## Exercise task
Rewrite everything from the line containing "List UI elements" down to the line containing "237, 1000, 327]" as a two-column CSV with the headers input and output, giving one CSV line per row with its text and its answer. Put each in a single quoted field, replace line breaks with spaces, and leave the pictures out.

Collected data:
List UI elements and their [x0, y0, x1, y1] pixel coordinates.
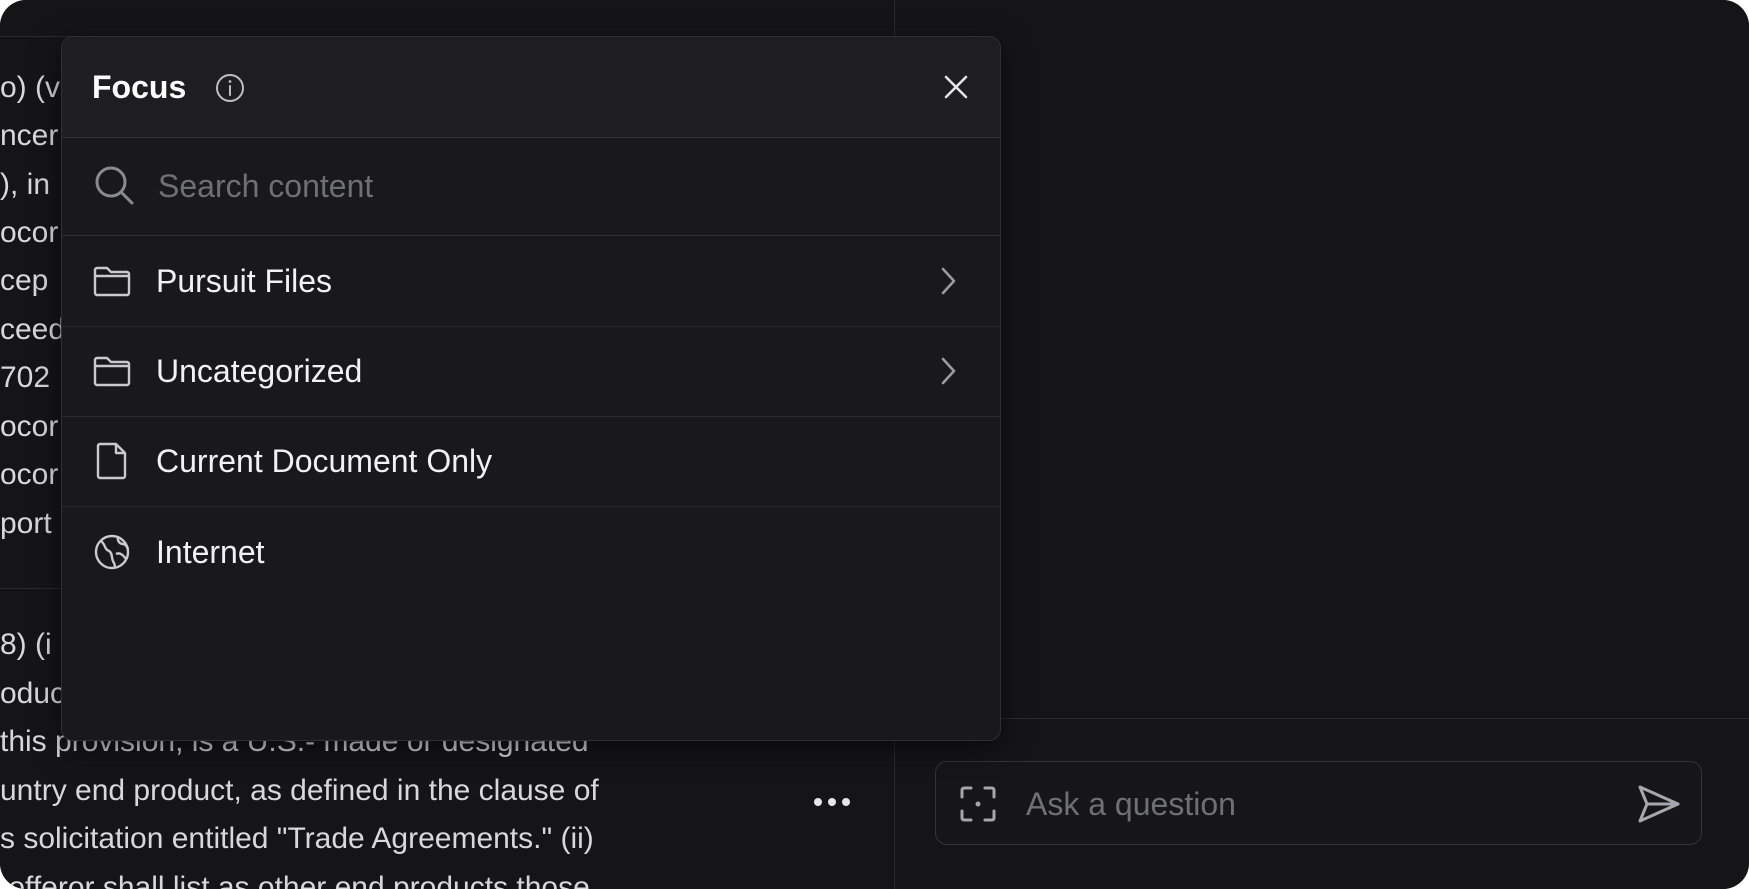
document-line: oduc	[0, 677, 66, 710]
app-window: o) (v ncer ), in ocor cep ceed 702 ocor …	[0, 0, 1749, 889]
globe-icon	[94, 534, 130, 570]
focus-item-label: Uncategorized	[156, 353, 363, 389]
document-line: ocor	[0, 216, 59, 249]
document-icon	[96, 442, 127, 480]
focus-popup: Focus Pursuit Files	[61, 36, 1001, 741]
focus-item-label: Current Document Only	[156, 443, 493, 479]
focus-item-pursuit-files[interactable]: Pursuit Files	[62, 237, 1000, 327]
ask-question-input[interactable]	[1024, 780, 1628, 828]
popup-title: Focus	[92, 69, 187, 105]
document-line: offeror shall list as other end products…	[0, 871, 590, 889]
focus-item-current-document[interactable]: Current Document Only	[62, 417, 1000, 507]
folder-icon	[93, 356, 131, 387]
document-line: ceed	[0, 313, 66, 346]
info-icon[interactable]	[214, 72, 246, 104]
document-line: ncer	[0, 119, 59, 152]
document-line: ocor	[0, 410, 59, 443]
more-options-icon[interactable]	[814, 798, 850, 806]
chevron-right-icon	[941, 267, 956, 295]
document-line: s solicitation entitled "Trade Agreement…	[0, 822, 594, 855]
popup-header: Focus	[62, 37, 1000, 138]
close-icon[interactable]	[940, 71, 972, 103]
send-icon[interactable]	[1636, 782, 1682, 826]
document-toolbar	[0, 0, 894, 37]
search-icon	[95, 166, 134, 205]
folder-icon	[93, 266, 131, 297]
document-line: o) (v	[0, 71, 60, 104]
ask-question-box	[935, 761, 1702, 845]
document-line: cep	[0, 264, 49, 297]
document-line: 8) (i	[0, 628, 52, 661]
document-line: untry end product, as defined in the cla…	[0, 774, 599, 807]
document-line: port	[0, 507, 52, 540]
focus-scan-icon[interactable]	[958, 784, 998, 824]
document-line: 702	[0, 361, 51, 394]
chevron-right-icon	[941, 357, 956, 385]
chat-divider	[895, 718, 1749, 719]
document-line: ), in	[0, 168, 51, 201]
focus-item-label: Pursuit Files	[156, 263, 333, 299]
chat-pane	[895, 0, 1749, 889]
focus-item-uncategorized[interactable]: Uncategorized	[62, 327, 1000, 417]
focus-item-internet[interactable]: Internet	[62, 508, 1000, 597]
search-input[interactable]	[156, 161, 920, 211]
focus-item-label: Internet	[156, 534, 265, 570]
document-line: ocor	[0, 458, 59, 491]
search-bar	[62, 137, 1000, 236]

--

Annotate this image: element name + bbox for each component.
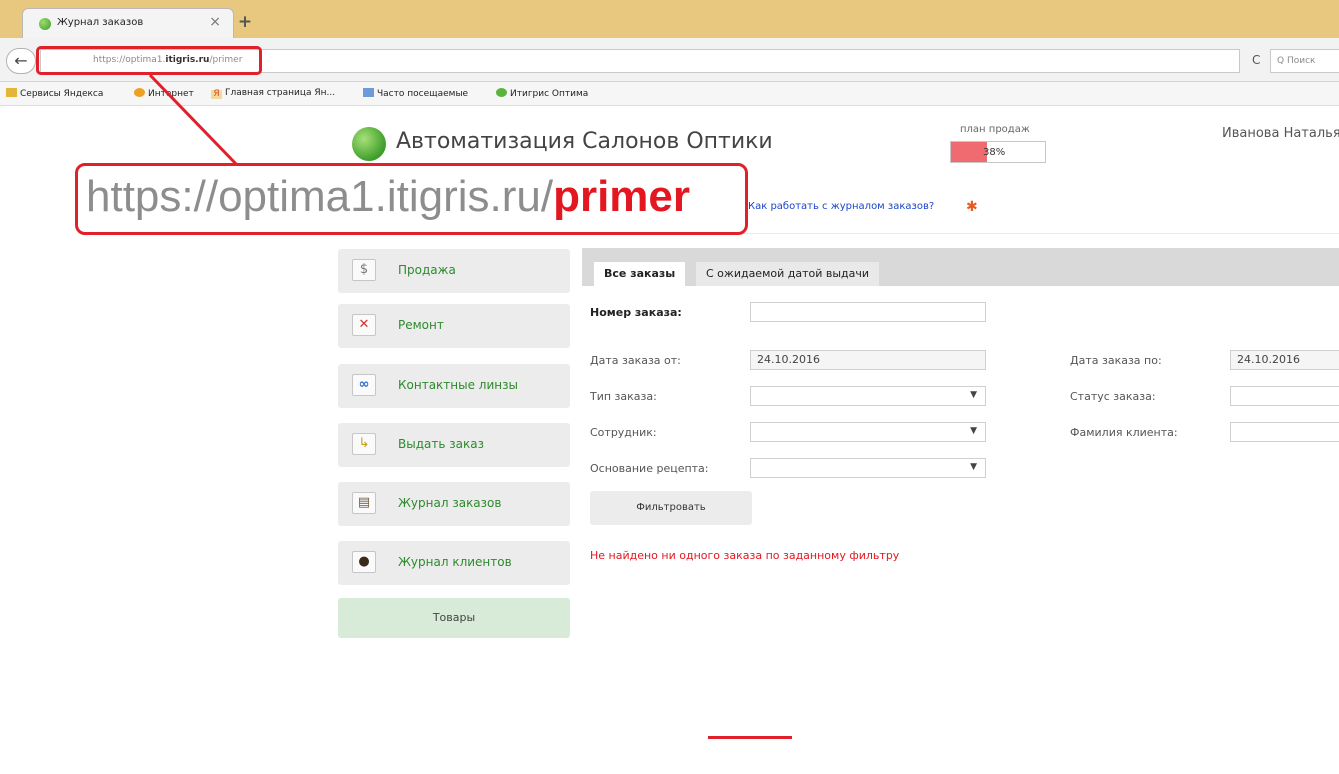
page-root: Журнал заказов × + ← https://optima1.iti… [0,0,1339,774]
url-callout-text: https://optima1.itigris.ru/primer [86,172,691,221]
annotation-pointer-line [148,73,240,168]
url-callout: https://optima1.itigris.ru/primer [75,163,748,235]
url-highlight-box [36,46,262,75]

## Task response
input,output
"List UI elements and their [x0, y0, x1, y1] pixel coordinates.","document-line: oduc	[0, 677, 66, 710] app-window: o) (v ncer ), in ocor cep ceed 702 ocor …	[0, 0, 1749, 889] globe-icon	[94, 534, 130, 570] focus-item-label: Uncategorized	[156, 353, 363, 389] document-line: ocor	[0, 216, 59, 249] document-icon	[96, 442, 127, 480] focus-popup: Focus Pursuit Files	[61, 36, 1001, 741] focus-item-label: Current Document Only	[156, 443, 493, 479] focus-item-pursuit-files[interactable]: Pursuit Files	[62, 237, 1000, 327]"